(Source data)

=======

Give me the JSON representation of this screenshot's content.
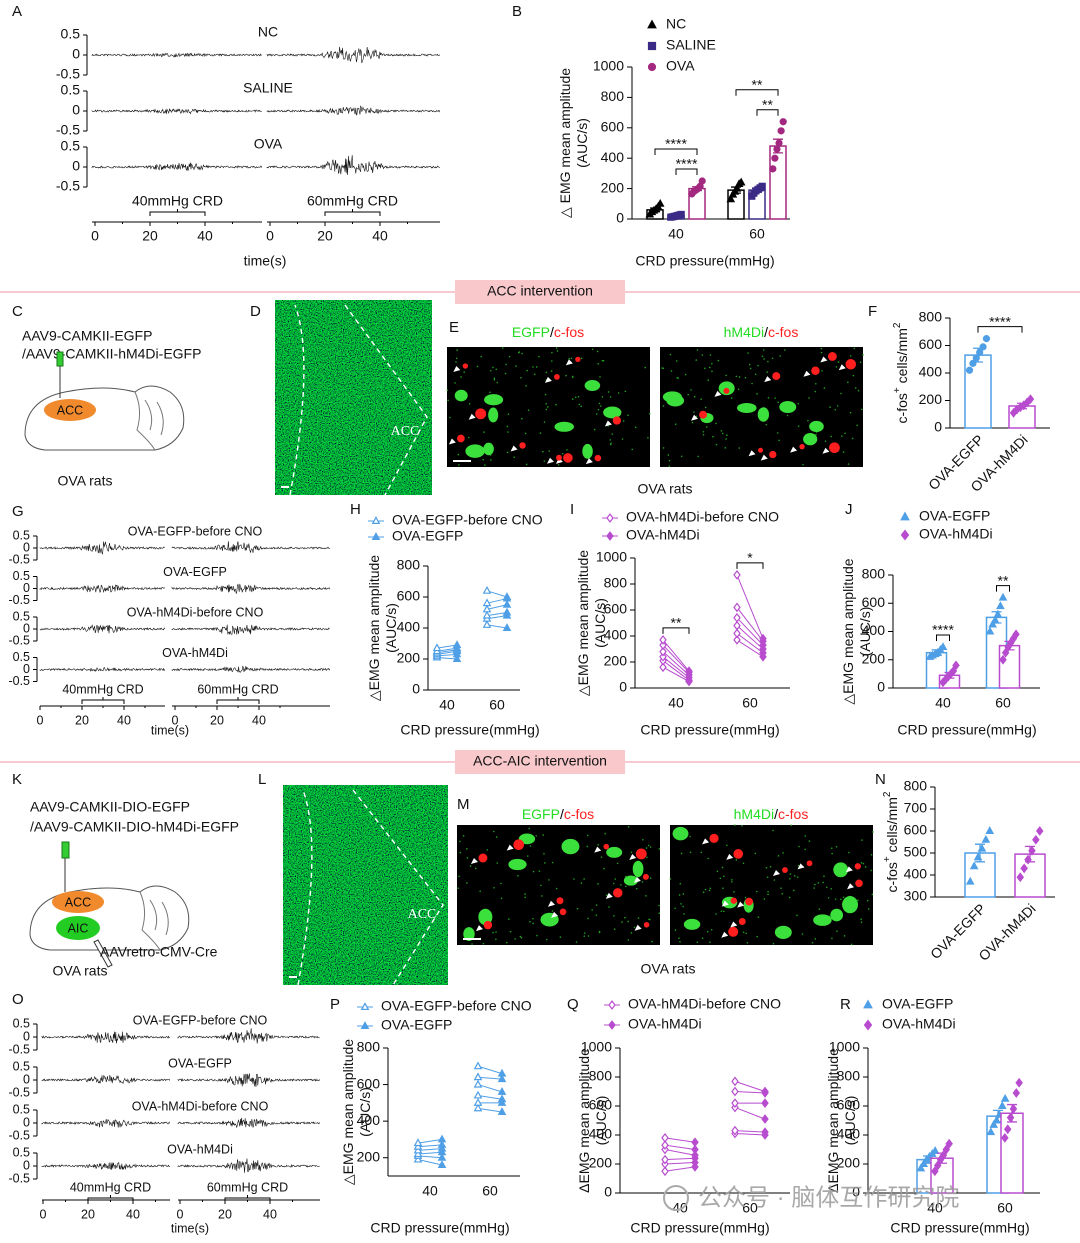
{
  "panel_labels": [
    "A",
    "B",
    "C",
    "D",
    "E",
    "F",
    "G",
    "H",
    "I",
    "J",
    "K",
    "L",
    "M",
    "N",
    "O",
    "P",
    "Q",
    "R"
  ],
  "banners": [
    "ACC intervention",
    "ACC-AIC  intervention"
  ],
  "trace_A": {
    "rows": [
      "NC",
      "SALINE",
      "OVA"
    ],
    "yticks": [
      0.5,
      0,
      -0.5
    ],
    "crd": [
      "40mmHg CRD",
      "60mmHg CRD"
    ],
    "xticks": [
      0,
      20,
      40
    ],
    "xlabel": "time(s)"
  },
  "trace_G": {
    "rows": [
      "OVA-EGFP-before CNO",
      "OVA-EGFP",
      "OVA-hM4Di-before CNO",
      "OVA-hM4Di"
    ],
    "yticks": [
      0.5,
      0,
      -0.5
    ],
    "crd": [
      "40mmHg CRD",
      "60mmHg CRD"
    ],
    "xticks": [
      0,
      20,
      40
    ],
    "xlabel": "time(s)"
  },
  "trace_O": {
    "rows": [
      "OVA-EGFP-before CNO",
      "OVA-EGFP",
      "OVA-hM4Di-before CNO",
      "OVA-hM4Di"
    ],
    "yticks": [
      0.5,
      0,
      -0.5
    ],
    "crd": [
      "40mmHg CRD",
      "60mmHg CRD"
    ],
    "xticks": [
      0,
      20,
      40
    ],
    "xlabel": "time(s)"
  },
  "diagram_C": {
    "lines": [
      "AAV9-CAMKII-EGFP",
      "/AAV9-CAMKII-hM4Di-EGFP"
    ],
    "regions": [
      "ACC"
    ],
    "caption": "OVA rats"
  },
  "diagram_K": {
    "lines": [
      "AAV9-CAMKII-DIO-EGFP",
      "/AAV9-CAMKII-DIO-hM4Di-EGFP"
    ],
    "regions": [
      "ACC",
      "AIC"
    ],
    "virus": "AAVretro-CMV-Cre",
    "caption": "OVA rats"
  },
  "image_D": {
    "region": "ACC"
  },
  "image_L": {
    "region": "ACC"
  },
  "image_E": {
    "titles": [
      [
        "EGFP",
        "/",
        "c-fos"
      ],
      [
        "hM4Di",
        "/",
        "c-fos"
      ]
    ],
    "caption": "OVA rats"
  },
  "image_M": {
    "titles": [
      [
        "EGFP",
        "/",
        "c-fos"
      ],
      [
        "hM4Di",
        "/",
        "c-fos"
      ]
    ],
    "caption": "OVA rats"
  },
  "watermark": "公众号 · 脑体互作研究院",
  "chart_data": [
    {
      "type": "bar",
      "categories": [
        "40",
        "60"
      ],
      "ylim": [
        0,
        1000
      ],
      "yticks": [
        0,
        200,
        400,
        600,
        800,
        1000
      ],
      "ylabel": [
        "△  EMG mean amplitude",
        "(AUC/s)"
      ],
      "xlabel": "CRD pressure(mmHg)",
      "series": [
        {
          "name": "NC",
          "color": "#000000",
          "marker": "triangle",
          "values": [
            60,
            190
          ],
          "errors": [
            12,
            20
          ],
          "points": [
            [
              30,
              45,
              55,
              65,
              80,
              100
            ],
            [
              130,
              160,
              180,
              200,
              230,
              240
            ]
          ]
        },
        {
          "name": "SALINE",
          "color": "#3b2a86",
          "marker": "square",
          "values": [
            20,
            190
          ],
          "errors": [
            4,
            12
          ],
          "points": [
            [
              12,
              15,
              18,
              22,
              26,
              30
            ],
            [
              150,
              170,
              185,
              195,
              205,
              215
            ]
          ]
        },
        {
          "name": "OVA",
          "color": "#a3287f",
          "marker": "circle",
          "values": [
            200,
            480
          ],
          "errors": [
            12,
            45
          ],
          "points": [
            [
              165,
              180,
              190,
              200,
              215,
              250
            ],
            [
              330,
              400,
              460,
              500,
              580,
              640
            ]
          ]
        }
      ],
      "significance": [
        {
          "text": "****",
          "category": 0,
          "between": [
            1,
            2
          ]
        },
        {
          "text": "****",
          "category": 0,
          "between": [
            0,
            2
          ]
        },
        {
          "text": "**",
          "category": 1,
          "between": [
            1,
            2
          ]
        },
        {
          "text": "**",
          "category": 1,
          "between": [
            0,
            2
          ]
        }
      ]
    },
    {
      "type": "bar",
      "categories": [
        "OVA-EGFP",
        "OVA-hM4Di"
      ],
      "values": [
        530,
        160
      ],
      "errors": [
        50,
        20
      ],
      "points": [
        [
          420,
          470,
          510,
          550,
          590,
          650
        ],
        [
          110,
          135,
          150,
          165,
          185,
          210
        ]
      ],
      "colors": [
        "#4f9fe6",
        "#b84ccf"
      ],
      "markers": [
        "circle",
        "diamond"
      ],
      "ylim": [
        0,
        800
      ],
      "yticks": [
        0,
        200,
        400,
        600,
        800
      ],
      "ylabel_parts": [
        "c-fos",
        "+",
        " cells/mm",
        "2"
      ],
      "significance": [
        {
          "text": "****",
          "between": [
            0,
            1
          ]
        }
      ]
    },
    {
      "type": "paired",
      "categories": [
        "40",
        "60"
      ],
      "ylim": [
        0,
        800
      ],
      "yticks": [
        0,
        200,
        400,
        600,
        800
      ],
      "ylabel": [
        "△EMG mean amplitude",
        "(AUC/s)"
      ],
      "xlabel": "CRD pressure(mmHg)",
      "series": [
        {
          "name": "OVA-EGFP-before CNO",
          "color": "#4f9fe6",
          "marker": "triangle",
          "filled": false,
          "values": [
            [
              210,
              220,
              230,
              240,
              250,
              270
            ],
            [
              420,
              460,
              480,
              520,
              560,
              640
            ]
          ]
        },
        {
          "name": "OVA-EGFP",
          "color": "#4f9fe6",
          "marker": "triangle",
          "filled": true,
          "values": [
            [
              200,
              230,
              250,
              260,
              270,
              290
            ],
            [
              400,
              480,
              500,
              550,
              590,
              600
            ]
          ]
        }
      ]
    },
    {
      "type": "paired",
      "categories": [
        "40",
        "60"
      ],
      "ylim": [
        0,
        1000
      ],
      "yticks": [
        0,
        200,
        400,
        600,
        800,
        1000
      ],
      "ylabel": [
        "△EMG mean amplitude",
        "(AUC/s)"
      ],
      "xlabel": "CRD pressure(mmHg)",
      "series": [
        {
          "name": "OVA-hM4Di-before CNO",
          "color": "#b84ccf",
          "marker": "diamond",
          "filled": false,
          "values": [
            [
              160,
              210,
              240,
              280,
              330,
              370
            ],
            [
              370,
              420,
              480,
              540,
              620,
              870
            ]
          ]
        },
        {
          "name": "OVA-hM4Di",
          "color": "#b84ccf",
          "marker": "diamond",
          "filled": true,
          "values": [
            [
              50,
              60,
              80,
              100,
              120,
              130
            ],
            [
              240,
              270,
              300,
              330,
              360,
              380
            ]
          ]
        }
      ],
      "significance": [
        {
          "text": "**",
          "category": 0,
          "between": [
            0,
            1
          ]
        },
        {
          "text": "*",
          "category": 1,
          "between": [
            0,
            1
          ]
        }
      ]
    },
    {
      "type": "bar",
      "categories": [
        "40",
        "60"
      ],
      "ylim": [
        0,
        800
      ],
      "yticks": [
        0,
        200,
        400,
        600,
        800
      ],
      "ylabel": [
        "△EMG mean amplitude",
        "(AUC/s)"
      ],
      "xlabel": "CRD pressure(mmHg)",
      "series": [
        {
          "name": "OVA-EGFP",
          "color": "#4f9fe6",
          "marker": "triangle",
          "values": [
            250,
            500
          ],
          "errors": [
            20,
            40
          ],
          "points": [
            [
              220,
              230,
              240,
              250,
              270,
              290
            ],
            [
              400,
              450,
              480,
              520,
              580,
              640
            ]
          ]
        },
        {
          "name": "OVA-hM4Di",
          "color": "#b84ccf",
          "marker": "diamond",
          "values": [
            90,
            300
          ],
          "errors": [
            20,
            30
          ],
          "points": [
            [
              40,
              60,
              80,
              100,
              120,
              160
            ],
            [
              200,
              250,
              290,
              320,
              350,
              380
            ]
          ]
        }
      ],
      "significance": [
        {
          "text": "****",
          "category": 0,
          "between": [
            0,
            1
          ]
        },
        {
          "text": "**",
          "category": 1,
          "between": [
            0,
            1
          ]
        }
      ]
    },
    {
      "type": "bar",
      "categories": [
        "OVA-EGFP",
        "OVA-hM4Di"
      ],
      "values": [
        500,
        495
      ],
      "errors": [
        40,
        35
      ],
      "points": [
        [
          370,
          440,
          480,
          520,
          560,
          600
        ],
        [
          390,
          430,
          470,
          510,
          560,
          600
        ]
      ],
      "colors": [
        "#4f9fe6",
        "#b84ccf"
      ],
      "markers": [
        "triangle",
        "diamond"
      ],
      "ylim": [
        300,
        800
      ],
      "yticks": [
        300,
        400,
        500,
        600,
        700,
        800
      ],
      "ylabel_parts": [
        "c-fos",
        "+",
        " cells/mm",
        "2"
      ]
    },
    {
      "type": "paired",
      "categories": [
        "40",
        "60"
      ],
      "ylim": [
        100,
        800
      ],
      "yticks": [
        200,
        400,
        600,
        800
      ],
      "ylabel": [
        "△EMG mean amplitude",
        "(AUC/s)"
      ],
      "xlabel": "CRD pressure(mmHg)",
      "series": [
        {
          "name": "OVA-EGFP-before CNO",
          "color": "#4f9fe6",
          "marker": "triangle",
          "filled": false,
          "values": [
            [
              190,
              210,
              220,
              240,
              260,
              280
            ],
            [
              470,
              500,
              540,
              600,
              640,
              700
            ]
          ]
        },
        {
          "name": "OVA-EGFP",
          "color": "#4f9fe6",
          "marker": "triangle",
          "filled": true,
          "values": [
            [
              160,
              200,
              230,
              250,
              270,
              300
            ],
            [
              450,
              500,
              520,
              560,
              630,
              660
            ]
          ]
        }
      ]
    },
    {
      "type": "paired",
      "categories": [
        "40",
        "60"
      ],
      "ylim": [
        0,
        1000
      ],
      "yticks": [
        0,
        200,
        400,
        600,
        800,
        1000
      ],
      "ylabel": [
        "ΔEMG mean amplitude",
        "(AUC/s)"
      ],
      "xlabel": "CRD pressure(mmHg)",
      "series": [
        {
          "name": "OVA-hM4Di-before CNO",
          "color": "#b84ccf",
          "marker": "diamond",
          "filled": false,
          "values": [
            [
              150,
              200,
              230,
              300,
              330,
              380
            ],
            [
              410,
              430,
              590,
              620,
              700,
              770
            ]
          ]
        },
        {
          "name": "OVA-hM4Di",
          "color": "#b84ccf",
          "marker": "diamond",
          "filled": true,
          "values": [
            [
              180,
              210,
              240,
              260,
              300,
              350
            ],
            [
              400,
              420,
              510,
              620,
              690,
              700
            ]
          ]
        }
      ]
    },
    {
      "type": "bar",
      "categories": [
        "40",
        "60"
      ],
      "ylim": [
        0,
        1000
      ],
      "yticks": [
        0,
        200,
        400,
        600,
        800,
        1000
      ],
      "ylabel": [
        "ΔEMG mean amplitude",
        "(AUC/s)"
      ],
      "xlabel": "CRD pressure(mmHg)",
      "series": [
        {
          "name": "OVA-EGFP",
          "color": "#4f9fe6",
          "marker": "triangle",
          "values": [
            230,
            530
          ],
          "errors": [
            25,
            40
          ],
          "points": [
            [
              170,
              200,
              230,
              250,
              270,
              290
            ],
            [
              420,
              470,
              500,
              540,
              600,
              650
            ]
          ]
        },
        {
          "name": "OVA-hM4Di",
          "color": "#b84ccf",
          "marker": "diamond",
          "values": [
            240,
            550
          ],
          "errors": [
            35,
            60
          ],
          "points": [
            [
              150,
              190,
              230,
              260,
              300,
              340
            ],
            [
              380,
              440,
              520,
              580,
              690,
              760
            ]
          ]
        }
      ]
    }
  ]
}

=======

### Work task
Scan the records above and report every line with the string "CAMKII".

### Answer
      "AAV9-CAMKII-EGFP",
      "/AAV9-CAMKII-hM4Di-EGFP"
      "AAV9-CAMKII-DIO-EGFP",
      "/AAV9-CAMKII-DIO-hM4Di-EGFP"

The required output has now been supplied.